Data excerpts:
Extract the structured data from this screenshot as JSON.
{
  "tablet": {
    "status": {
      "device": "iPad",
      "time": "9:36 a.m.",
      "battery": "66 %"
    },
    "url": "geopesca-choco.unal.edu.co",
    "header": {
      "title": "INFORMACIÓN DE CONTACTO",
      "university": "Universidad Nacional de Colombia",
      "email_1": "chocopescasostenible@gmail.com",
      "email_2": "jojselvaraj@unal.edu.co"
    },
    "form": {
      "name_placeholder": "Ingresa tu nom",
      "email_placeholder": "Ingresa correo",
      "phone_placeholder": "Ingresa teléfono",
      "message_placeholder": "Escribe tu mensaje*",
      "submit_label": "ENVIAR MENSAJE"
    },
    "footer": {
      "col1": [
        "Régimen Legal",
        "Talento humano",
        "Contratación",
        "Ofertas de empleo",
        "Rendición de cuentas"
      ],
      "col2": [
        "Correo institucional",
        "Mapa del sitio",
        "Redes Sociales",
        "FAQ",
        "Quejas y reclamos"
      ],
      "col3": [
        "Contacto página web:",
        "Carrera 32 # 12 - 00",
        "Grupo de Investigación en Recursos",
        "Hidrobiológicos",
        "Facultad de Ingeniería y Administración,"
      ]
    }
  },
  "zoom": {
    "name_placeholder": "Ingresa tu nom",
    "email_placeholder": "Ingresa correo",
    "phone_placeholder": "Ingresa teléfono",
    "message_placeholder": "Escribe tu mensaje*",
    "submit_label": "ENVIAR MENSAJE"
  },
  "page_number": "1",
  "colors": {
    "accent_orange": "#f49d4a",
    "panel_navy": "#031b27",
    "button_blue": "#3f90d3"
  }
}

> **Given exercise**:
Please quote the data above in full, with no line missing.

> **Output below**:
Extract the structured data from this screenshot as JSON.
{
  "tablet": {
    "status": {
      "device": "iPad",
      "time": "9:36 a.m.",
      "battery": "66 %"
    },
    "url": "geopesca-choco.unal.edu.co",
    "header": {
      "title": "INFORMACIÓN DE CONTACTO",
      "university": "Universidad Nacional de Colombia",
      "email_1": "chocopescasostenible@gmail.com",
      "email_2": "jojselvaraj@unal.edu.co"
    },
    "form": {
      "name_placeholder": "Ingresa tu nom",
      "email_placeholder": "Ingresa correo",
      "phone_placeholder": "Ingresa teléfono",
      "message_placeholder": "Escribe tu mensaje*",
      "submit_label": "ENVIAR MENSAJE"
    },
    "footer": {
      "col1": [
        "Régimen Legal",
        "Talento humano",
        "Contratación",
        "Ofertas de empleo",
        "Rendición de cuentas"
      ],
      "col2": [
        "Correo institucional",
        "Mapa del sitio",
        "Redes Sociales",
        "FAQ",
        "Quejas y reclamos"
      ],
      "col3": [
        "Contacto página web:",
        "Carrera 32 # 12 - 00",
        "Grupo de Investigación en Recursos",
        "Hidrobiológicos",
        "Facultad de Ingeniería y Administración,"
      ]
    }
  },
  "zoom": {
    "name_placeholder": "Ingresa tu nom",
    "email_placeholder": "Ingresa correo",
    "phone_placeholder": "Ingresa teléfono",
    "message_placeholder": "Escribe tu mensaje*",
    "submit_label": "ENVIAR MENSAJE"
  },
  "page_number": "1",
  "colors": {
    "accent_orange": "#f49d4a",
    "panel_navy": "#031b27",
    "button_blue": "#3f90d3"
  }
}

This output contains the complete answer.